# Record list:
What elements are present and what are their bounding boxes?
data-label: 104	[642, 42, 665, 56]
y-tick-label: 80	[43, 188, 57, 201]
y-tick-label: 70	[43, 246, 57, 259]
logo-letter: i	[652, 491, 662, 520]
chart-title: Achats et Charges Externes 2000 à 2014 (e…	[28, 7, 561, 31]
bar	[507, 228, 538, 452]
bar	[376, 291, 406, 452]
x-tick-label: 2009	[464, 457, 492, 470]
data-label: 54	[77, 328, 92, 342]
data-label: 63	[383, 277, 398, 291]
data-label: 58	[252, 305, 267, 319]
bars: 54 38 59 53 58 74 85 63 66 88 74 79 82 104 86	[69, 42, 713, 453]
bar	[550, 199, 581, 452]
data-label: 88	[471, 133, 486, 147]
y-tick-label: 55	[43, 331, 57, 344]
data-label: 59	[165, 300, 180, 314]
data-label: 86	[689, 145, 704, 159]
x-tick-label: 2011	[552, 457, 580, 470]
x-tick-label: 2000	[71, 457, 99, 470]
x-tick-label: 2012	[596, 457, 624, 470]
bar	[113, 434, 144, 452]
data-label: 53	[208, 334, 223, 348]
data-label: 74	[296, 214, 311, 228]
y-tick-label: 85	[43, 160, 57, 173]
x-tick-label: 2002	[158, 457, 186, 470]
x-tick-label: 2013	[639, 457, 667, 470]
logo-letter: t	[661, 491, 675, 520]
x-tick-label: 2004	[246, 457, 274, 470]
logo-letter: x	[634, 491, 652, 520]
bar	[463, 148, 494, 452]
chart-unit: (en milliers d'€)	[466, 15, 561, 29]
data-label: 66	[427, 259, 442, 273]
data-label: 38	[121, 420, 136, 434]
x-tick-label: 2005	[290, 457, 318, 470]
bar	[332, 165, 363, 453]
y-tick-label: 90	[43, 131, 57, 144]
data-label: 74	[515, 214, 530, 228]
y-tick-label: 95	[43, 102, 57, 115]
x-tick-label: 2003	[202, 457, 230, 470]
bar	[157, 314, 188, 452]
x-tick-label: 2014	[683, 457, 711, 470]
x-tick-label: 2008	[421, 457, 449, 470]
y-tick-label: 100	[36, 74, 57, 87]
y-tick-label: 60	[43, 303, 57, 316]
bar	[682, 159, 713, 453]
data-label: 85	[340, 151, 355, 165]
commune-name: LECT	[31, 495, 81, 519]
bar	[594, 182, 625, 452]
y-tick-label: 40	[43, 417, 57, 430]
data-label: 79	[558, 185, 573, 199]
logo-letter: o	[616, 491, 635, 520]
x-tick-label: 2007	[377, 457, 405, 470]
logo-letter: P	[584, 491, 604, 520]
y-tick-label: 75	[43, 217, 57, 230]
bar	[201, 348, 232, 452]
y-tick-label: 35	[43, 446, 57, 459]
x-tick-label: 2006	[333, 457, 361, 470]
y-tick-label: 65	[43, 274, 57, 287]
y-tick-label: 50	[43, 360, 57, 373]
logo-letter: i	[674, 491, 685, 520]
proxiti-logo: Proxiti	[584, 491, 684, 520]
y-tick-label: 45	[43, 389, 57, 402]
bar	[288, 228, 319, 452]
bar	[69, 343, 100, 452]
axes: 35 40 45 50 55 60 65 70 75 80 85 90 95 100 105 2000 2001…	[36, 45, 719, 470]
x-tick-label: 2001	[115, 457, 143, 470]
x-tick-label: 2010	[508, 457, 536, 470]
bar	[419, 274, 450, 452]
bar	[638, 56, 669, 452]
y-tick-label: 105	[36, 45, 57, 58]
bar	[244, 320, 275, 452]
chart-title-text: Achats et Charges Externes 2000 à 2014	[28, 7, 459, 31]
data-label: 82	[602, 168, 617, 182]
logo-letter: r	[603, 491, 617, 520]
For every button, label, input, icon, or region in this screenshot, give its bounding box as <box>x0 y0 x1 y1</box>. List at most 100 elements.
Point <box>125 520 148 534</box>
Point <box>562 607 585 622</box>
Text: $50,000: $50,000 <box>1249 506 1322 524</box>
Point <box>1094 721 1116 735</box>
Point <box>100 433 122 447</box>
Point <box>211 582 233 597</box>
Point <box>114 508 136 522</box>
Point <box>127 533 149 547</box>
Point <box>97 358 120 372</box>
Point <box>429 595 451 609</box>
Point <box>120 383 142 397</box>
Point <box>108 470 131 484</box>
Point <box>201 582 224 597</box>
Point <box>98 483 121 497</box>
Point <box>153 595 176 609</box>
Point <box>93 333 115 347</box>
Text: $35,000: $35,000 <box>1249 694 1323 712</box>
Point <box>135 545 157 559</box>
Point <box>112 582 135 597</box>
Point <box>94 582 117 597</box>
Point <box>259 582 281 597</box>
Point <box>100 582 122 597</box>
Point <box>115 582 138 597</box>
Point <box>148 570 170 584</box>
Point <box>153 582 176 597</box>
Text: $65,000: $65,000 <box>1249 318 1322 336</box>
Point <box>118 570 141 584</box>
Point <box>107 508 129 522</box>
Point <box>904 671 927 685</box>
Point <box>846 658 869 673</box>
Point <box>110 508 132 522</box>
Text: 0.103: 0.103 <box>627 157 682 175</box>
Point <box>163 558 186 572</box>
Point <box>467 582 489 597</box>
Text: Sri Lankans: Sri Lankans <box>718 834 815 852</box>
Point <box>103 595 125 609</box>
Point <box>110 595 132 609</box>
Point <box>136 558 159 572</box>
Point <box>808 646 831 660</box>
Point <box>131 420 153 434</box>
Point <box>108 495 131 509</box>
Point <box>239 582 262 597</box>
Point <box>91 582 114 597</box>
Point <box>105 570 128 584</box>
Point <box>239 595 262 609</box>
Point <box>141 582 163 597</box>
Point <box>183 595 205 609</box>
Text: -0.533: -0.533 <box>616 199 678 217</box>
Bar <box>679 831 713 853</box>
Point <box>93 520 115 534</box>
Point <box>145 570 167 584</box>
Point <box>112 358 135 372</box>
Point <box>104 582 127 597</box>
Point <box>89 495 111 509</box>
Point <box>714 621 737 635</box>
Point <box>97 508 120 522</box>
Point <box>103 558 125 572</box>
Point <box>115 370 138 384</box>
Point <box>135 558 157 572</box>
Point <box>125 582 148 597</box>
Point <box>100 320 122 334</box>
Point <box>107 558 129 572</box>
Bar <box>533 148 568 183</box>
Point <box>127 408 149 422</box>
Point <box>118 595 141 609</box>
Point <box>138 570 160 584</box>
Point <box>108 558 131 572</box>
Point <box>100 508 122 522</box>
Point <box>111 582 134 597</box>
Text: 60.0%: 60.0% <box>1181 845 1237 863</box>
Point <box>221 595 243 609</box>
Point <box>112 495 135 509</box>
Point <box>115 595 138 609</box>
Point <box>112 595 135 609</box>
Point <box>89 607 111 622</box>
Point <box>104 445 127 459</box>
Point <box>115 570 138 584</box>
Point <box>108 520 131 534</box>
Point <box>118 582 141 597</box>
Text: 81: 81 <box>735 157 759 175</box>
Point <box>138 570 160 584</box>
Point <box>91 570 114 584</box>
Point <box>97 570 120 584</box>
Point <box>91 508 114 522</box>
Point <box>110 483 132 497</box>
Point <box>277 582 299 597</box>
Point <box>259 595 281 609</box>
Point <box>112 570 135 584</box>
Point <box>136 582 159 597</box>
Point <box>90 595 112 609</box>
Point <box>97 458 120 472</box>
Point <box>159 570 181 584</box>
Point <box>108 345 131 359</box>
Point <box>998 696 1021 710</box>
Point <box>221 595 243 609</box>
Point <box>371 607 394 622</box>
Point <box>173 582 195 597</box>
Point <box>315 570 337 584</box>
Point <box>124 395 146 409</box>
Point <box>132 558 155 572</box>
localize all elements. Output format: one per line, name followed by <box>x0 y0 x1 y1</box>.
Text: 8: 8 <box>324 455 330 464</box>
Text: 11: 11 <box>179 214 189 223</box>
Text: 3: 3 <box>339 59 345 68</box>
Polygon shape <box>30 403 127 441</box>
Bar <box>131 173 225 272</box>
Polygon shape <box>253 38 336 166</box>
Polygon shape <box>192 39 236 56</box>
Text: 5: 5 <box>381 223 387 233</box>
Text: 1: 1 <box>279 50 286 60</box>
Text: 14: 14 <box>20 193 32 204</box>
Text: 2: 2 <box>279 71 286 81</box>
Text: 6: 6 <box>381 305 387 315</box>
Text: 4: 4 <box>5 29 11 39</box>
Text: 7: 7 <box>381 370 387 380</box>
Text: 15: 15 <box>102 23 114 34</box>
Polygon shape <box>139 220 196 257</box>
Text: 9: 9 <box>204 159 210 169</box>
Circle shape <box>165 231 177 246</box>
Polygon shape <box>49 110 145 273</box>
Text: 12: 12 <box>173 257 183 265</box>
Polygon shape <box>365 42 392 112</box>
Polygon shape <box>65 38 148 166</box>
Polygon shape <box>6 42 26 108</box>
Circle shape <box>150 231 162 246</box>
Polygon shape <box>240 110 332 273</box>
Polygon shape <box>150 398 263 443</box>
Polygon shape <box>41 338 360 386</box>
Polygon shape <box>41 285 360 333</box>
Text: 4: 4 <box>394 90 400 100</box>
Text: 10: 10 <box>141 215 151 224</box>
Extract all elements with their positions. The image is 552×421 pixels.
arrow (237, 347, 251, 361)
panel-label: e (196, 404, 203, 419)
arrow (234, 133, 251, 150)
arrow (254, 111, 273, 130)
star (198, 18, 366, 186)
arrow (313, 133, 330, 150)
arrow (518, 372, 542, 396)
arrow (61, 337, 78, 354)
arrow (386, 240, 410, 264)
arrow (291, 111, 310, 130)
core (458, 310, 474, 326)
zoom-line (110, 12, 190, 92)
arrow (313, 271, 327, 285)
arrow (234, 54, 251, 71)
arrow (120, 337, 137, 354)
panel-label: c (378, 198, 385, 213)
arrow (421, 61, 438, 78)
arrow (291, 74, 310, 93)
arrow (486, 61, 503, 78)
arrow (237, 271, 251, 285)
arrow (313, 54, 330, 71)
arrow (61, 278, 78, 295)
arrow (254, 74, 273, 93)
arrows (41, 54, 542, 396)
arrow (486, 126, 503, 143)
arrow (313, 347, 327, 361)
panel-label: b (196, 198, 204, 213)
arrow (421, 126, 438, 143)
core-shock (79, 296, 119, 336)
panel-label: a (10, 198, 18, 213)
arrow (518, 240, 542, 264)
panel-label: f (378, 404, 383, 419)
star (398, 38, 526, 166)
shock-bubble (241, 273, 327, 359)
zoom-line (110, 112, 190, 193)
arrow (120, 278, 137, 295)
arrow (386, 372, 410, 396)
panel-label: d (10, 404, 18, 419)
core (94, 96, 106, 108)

# What you will do:
Copy everything from the start of the items down to the line containing "491, 635, 520]", renaming every "y-tick-label" to "y-axis-label" and leaving all else unchanged.

# Finished answer:
What elements are present and what are their bounding boxes?
data-label: 104	[642, 42, 665, 56]
y-axis-label: 80	[43, 188, 57, 201]
y-axis-label: 70	[43, 246, 57, 259]
logo-letter: i	[652, 491, 662, 520]
chart-title: Achats et Charges Externes 2000 à 2014 (e…	[28, 7, 561, 31]
bar	[507, 228, 538, 452]
bar	[376, 291, 406, 452]
x-tick-label: 2009	[464, 457, 492, 470]
data-label: 54	[77, 328, 92, 342]
data-label: 63	[383, 277, 398, 291]
data-label: 58	[252, 305, 267, 319]
bars: 54 38 59 53 58 74 85 63 66 88 74 79 82 104 86	[69, 42, 713, 453]
bar	[550, 199, 581, 452]
data-label: 88	[471, 133, 486, 147]
y-axis-label: 55	[43, 331, 57, 344]
data-label: 59	[165, 300, 180, 314]
data-label: 86	[689, 145, 704, 159]
x-tick-label: 2011	[552, 457, 580, 470]
x-tick-label: 2000	[71, 457, 99, 470]
x-tick-label: 2012	[596, 457, 624, 470]
bar	[113, 434, 144, 452]
data-label: 53	[208, 334, 223, 348]
data-label: 74	[296, 214, 311, 228]
y-axis-label: 85	[43, 160, 57, 173]
x-tick-label: 2002	[158, 457, 186, 470]
x-tick-label: 2013	[639, 457, 667, 470]
logo-letter: t	[661, 491, 675, 520]
x-tick-label: 2004	[246, 457, 274, 470]
logo-letter: x	[634, 491, 652, 520]
bar	[463, 148, 494, 452]
chart-unit: (en milliers d'€)	[466, 15, 561, 29]
data-label: 66	[427, 259, 442, 273]
data-label: 38	[121, 420, 136, 434]
x-tick-label: 2005	[290, 457, 318, 470]
bar	[332, 165, 363, 453]
y-axis-label: 90	[43, 131, 57, 144]
data-label: 74	[515, 214, 530, 228]
y-axis-label: 95	[43, 102, 57, 115]
x-tick-label: 2003	[202, 457, 230, 470]
bar	[157, 314, 188, 452]
x-tick-label: 2014	[683, 457, 711, 470]
x-tick-label: 2008	[421, 457, 449, 470]
y-axis-label: 100	[36, 74, 57, 87]
y-axis-label: 60	[43, 303, 57, 316]
bar	[682, 159, 713, 453]
data-label: 85	[340, 151, 355, 165]
commune-name: LECT	[31, 495, 81, 519]
bar	[594, 182, 625, 452]
y-axis-label: 40	[43, 417, 57, 430]
data-label: 79	[558, 185, 573, 199]
logo-letter: o	[616, 491, 635, 520]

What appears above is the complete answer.